Aim →
Gather all lines from the material that contain the word "Units".
*-*-*
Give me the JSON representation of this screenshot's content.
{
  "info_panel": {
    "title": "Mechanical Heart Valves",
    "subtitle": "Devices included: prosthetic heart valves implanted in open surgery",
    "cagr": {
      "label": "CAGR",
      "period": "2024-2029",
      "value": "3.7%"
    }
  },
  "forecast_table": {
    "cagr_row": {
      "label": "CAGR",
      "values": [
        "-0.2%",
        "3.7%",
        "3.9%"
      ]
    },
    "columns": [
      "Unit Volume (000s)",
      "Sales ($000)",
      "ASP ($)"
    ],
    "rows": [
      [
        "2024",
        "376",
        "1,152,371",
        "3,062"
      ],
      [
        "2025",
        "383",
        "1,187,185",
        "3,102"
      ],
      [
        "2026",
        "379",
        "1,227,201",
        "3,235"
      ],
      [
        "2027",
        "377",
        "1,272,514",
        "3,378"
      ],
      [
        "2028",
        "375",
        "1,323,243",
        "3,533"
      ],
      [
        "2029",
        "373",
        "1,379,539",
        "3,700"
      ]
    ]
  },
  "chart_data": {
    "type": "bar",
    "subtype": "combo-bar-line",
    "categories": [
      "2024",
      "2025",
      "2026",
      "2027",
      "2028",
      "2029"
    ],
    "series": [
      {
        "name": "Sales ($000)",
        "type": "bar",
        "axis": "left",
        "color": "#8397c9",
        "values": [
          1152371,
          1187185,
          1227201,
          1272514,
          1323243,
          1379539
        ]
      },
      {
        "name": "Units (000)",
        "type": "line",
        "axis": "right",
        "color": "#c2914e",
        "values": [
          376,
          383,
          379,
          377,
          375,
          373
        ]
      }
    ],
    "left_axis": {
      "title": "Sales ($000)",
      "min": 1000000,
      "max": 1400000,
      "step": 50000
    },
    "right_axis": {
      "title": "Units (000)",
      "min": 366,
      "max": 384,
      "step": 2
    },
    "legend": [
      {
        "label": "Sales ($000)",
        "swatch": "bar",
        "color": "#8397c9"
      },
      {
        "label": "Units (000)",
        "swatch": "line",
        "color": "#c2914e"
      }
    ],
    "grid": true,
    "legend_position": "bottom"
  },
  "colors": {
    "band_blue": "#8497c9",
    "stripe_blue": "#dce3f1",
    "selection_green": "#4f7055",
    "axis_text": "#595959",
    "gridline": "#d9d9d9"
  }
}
*-*-*
Task result →
        "name": "Units (000)",
      "title": "Units (000)",
        "label": "Units (000)",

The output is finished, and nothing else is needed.